### TASK BRIEF
Please pick up the passage on implied easements for public services after its final sentence and carry it on.

### DOCUMENT EXTRACT
|---|

A government authority or private service provider may acquire an implied easement over private land by virtue of the public service it performs. For example, a local authority may have the responsibility of installing and maintaining the sewage system in an urban area. Merely by the fact that it has that responsibility, usually enshrined in some statute or local laws, may give the authority the right, by virtue of an implied easement, to enter private property to carry out installation and maintenance. The location of the easement will not usually be described precisely, but its general position will be defined by the service route (i.e., the sewer pipes in this example). Power and water lines may also have implied easements linked to them, but drainage and stormwater systems are commonly precisely defined in location and recorded in the title documents for private land.

|---|

### MATERIAL SUPPLIED
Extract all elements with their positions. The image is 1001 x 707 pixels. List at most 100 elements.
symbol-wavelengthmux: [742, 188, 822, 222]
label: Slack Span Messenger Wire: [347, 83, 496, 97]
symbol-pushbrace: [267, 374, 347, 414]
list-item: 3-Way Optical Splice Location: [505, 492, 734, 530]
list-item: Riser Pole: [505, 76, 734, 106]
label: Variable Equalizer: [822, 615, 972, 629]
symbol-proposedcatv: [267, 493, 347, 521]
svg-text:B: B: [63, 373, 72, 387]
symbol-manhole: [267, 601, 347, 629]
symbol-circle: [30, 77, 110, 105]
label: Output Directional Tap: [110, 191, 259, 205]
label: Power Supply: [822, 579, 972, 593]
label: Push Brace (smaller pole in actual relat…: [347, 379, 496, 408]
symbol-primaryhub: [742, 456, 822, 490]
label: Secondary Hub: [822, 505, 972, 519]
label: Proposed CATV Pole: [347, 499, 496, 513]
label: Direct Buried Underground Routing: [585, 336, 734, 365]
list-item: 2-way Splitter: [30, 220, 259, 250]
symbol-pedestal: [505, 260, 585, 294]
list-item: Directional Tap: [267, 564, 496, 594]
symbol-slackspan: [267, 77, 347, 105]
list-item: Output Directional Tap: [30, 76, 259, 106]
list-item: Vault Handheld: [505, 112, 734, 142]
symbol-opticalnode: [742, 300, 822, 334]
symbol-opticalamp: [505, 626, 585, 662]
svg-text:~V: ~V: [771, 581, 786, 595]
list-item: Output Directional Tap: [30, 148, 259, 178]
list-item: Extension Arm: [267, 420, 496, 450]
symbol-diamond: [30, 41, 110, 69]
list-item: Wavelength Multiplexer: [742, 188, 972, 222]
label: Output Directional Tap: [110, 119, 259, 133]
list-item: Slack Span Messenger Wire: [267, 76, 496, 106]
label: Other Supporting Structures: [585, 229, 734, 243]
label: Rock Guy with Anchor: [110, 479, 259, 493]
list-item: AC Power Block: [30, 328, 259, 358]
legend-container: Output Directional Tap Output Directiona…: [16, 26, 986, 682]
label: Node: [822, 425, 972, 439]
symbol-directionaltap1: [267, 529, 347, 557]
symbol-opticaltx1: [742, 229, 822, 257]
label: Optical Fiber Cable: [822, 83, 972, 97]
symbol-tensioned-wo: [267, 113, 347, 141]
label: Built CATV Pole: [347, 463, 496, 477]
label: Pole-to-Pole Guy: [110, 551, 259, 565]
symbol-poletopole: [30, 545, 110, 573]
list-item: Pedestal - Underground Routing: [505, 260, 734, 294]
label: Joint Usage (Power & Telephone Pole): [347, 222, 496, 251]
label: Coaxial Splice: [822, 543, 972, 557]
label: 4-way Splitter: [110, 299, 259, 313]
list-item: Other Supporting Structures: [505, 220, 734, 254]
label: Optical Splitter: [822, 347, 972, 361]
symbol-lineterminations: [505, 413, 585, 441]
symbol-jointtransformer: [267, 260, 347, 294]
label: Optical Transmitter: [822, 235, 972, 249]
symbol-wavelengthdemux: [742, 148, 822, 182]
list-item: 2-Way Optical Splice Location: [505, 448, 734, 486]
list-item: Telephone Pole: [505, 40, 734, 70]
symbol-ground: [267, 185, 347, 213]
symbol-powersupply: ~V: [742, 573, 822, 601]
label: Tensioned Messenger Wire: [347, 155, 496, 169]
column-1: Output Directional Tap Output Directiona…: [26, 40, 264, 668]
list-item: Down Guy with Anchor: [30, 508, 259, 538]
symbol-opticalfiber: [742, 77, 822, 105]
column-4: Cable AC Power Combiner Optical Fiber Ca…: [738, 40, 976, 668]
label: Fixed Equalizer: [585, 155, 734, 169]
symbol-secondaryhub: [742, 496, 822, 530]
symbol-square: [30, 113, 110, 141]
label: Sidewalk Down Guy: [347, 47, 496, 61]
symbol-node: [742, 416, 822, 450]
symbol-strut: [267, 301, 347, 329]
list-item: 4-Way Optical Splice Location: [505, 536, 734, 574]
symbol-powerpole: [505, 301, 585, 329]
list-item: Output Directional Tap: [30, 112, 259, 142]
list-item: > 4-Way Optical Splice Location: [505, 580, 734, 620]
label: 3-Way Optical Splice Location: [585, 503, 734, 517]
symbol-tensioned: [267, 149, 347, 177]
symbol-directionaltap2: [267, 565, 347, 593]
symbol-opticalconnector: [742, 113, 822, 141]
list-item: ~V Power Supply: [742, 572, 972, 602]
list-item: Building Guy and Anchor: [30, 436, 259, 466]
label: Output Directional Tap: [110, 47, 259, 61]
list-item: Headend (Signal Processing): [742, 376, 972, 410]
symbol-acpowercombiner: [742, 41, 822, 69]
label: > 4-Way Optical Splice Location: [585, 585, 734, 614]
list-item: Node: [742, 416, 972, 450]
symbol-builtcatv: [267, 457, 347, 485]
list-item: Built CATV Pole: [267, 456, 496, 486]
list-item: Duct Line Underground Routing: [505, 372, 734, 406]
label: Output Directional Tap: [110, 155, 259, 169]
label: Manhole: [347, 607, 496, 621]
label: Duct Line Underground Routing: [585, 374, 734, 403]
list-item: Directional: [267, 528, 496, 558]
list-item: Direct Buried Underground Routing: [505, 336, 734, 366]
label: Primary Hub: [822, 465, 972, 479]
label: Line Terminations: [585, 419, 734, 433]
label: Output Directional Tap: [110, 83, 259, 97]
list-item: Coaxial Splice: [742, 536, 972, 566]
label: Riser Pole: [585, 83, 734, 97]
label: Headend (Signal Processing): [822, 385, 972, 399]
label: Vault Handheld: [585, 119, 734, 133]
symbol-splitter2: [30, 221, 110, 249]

|---|

### RIGHT ANSWER
=== By necessity ===
Necessity alone is an insufficient claim to create any easement. Parcels without access to a public way may have an easement of access over adjacent land if crossing that land is absolutely necessary to reach the landlocked parcel and there has been some original intent to provide the lot with access, and the grant was never completed or recorded but is thought to exist. A court order is necessary to determine the existence of an easement by necessity. To obtain this generally the party which claims the easement files a lawsuit, and the judge weighs the relative damage caused by enforcing an easement against the servient estate against the damage to the dominant estate if the easement is found not to exist and is thus landlocked.

Because this method of creating an easement requires imposing a burden (the easement) upon another party for the benefit of the landlocked owner, the court looks to the original circumstances in weighing the relative apportionment of benefit and burden to both lots in making its equitable determination whether such easement shall be created by the court. This method of creating an easement, being an active creation by a court of an otherwise non-existent right, may be automatically extinguished upon termination of the necessity (for example, if a new public road is built adjacent to the landlocked tenement or another easement is acquired without regard to comparison of ease or practicality between the imposed easement and any valid substitute).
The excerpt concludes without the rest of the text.